§ **Work required**
Produce an exact copy of all the data below, dropping every image.
===============
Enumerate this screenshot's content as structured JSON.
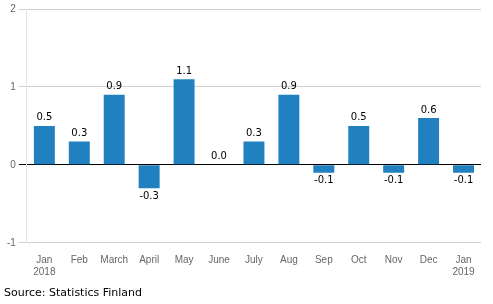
{
  "chart_data": {
    "type": "bar",
    "categories": [
      "Jan\n2018",
      "Feb",
      "March",
      "April",
      "May",
      "June",
      "July",
      "Aug",
      "Sep",
      "Oct",
      "Nov",
      "Dec",
      "Jan\n2019"
    ],
    "values": [
      0.5,
      0.3,
      0.9,
      -0.3,
      1.1,
      0.0,
      0.3,
      0.9,
      -0.1,
      0.5,
      -0.1,
      0.6,
      -0.1
    ],
    "value_labels": [
      "0.5",
      "0.3",
      "0.9",
      "-0.3",
      "1.1",
      "0.0",
      "0.3",
      "0.9",
      "-0.1",
      "0.5",
      "-0.1",
      "0.6",
      "-0.1"
    ],
    "data_labels": true,
    "color": "#2080c0",
    "ylim": [
      -1.0,
      2.0
    ],
    "yticks": [
      -1,
      0,
      1,
      2
    ],
    "grid": true,
    "annotations": [
      "Source: Statistics Finland"
    ]
  }
}
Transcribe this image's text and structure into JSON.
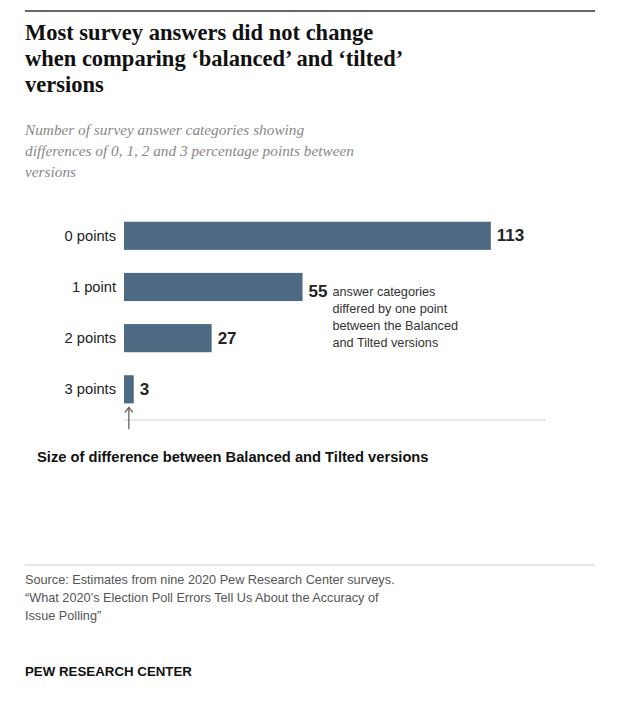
{
  "chart_data": {
    "type": "bar",
    "orientation": "horizontal",
    "title": "Most survey answers did not change\nwhen comparing ‘balanced’ and ‘tilted’\nversions",
    "subtitle": "Number of survey answer categories showing\ndifferences of 0, 1, 2 and 3 percentage points between\nversions",
    "categories": [
      "0 points",
      "1 point",
      "2 points",
      "3 points"
    ],
    "values": [
      113,
      55,
      27,
      3
    ],
    "color": "#4d6a82",
    "xlim": [
      0,
      130
    ],
    "xlabel": "Size of difference between Balanced and Tilted versions",
    "annotation": "answer categories\ndiffered by one point\nbetween the Balanced\nand Tilted versions",
    "source": "Source: Estimates from nine 2020 Pew Research Center surveys.\n“What 2020’s Election Poll Errors Tell Us About the Accuracy of\nIssue Polling”",
    "branding": "PEW RESEARCH CENTER",
    "data_labels": true,
    "tick_labels": "y",
    "grid": false
  }
}
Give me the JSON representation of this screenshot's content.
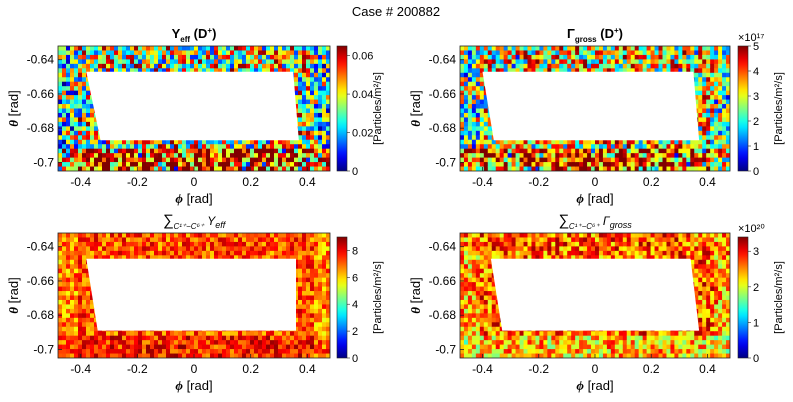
===============
§ **Answer**
Enumerate this screenshot's content as structured JSON.
{
  "chart_data": {
    "type": "bar",
    "categories": [
      "Jan\n2018",
      "Feb",
      "March",
      "April",
      "May",
      "June",
      "July",
      "Aug",
      "Sep",
      "Oct",
      "Nov",
      "Dec",
      "Jan\n2019"
    ],
    "values": [
      0.5,
      0.3,
      0.9,
      -0.3,
      1.1,
      0.0,
      0.3,
      0.9,
      -0.1,
      0.5,
      -0.1,
      0.6,
      -0.1
    ],
    "value_labels": [
      "0.5",
      "0.3",
      "0.9",
      "-0.3",
      "1.1",
      "0.0",
      "0.3",
      "0.9",
      "-0.1",
      "0.5",
      "-0.1",
      "0.6",
      "-0.1"
    ],
    "data_labels": true,
    "color": "#2080c0",
    "ylim": [
      -1.0,
      2.0
    ],
    "yticks": [
      -1,
      0,
      1,
      2
    ],
    "grid": true,
    "annotations": [
      "Source: Statistics Finland"
    ]
  }
}
Transcribe this image's text and structure into JSON.
{
  "chart_data": {
    "type": "bar",
    "orientation": "horizontal",
    "title": "Most survey answers did not change\nwhen comparing ‘balanced’ and ‘tilted’\nversions",
    "subtitle": "Number of survey answer categories showing\ndifferences of 0, 1, 2 and 3 percentage points between\nversions",
    "categories": [
      "0 points",
      "1 point",
      "2 points",
      "3 points"
    ],
    "values": [
      113,
      55,
      27,
      3
    ],
    "color": "#4d6a82",
    "xlim": [
      0,
      130
    ],
    "xlabel": "Size of difference between Balanced and Tilted versions",
    "annotation": "answer categories\ndiffered by one point\nbetween the Balanced\nand Tilted versions",
    "source": "Source: Estimates from nine 2020 Pew Research Center surveys.\n“What 2020’s Election Poll Errors Tell Us About the Accuracy of\nIssue Polling”",
    "branding": "PEW RESEARCH CENTER",
    "data_labels": true,
    "tick_labels": "y",
    "grid": false
  }
}
Give me the JSON representation of this screenshot's content.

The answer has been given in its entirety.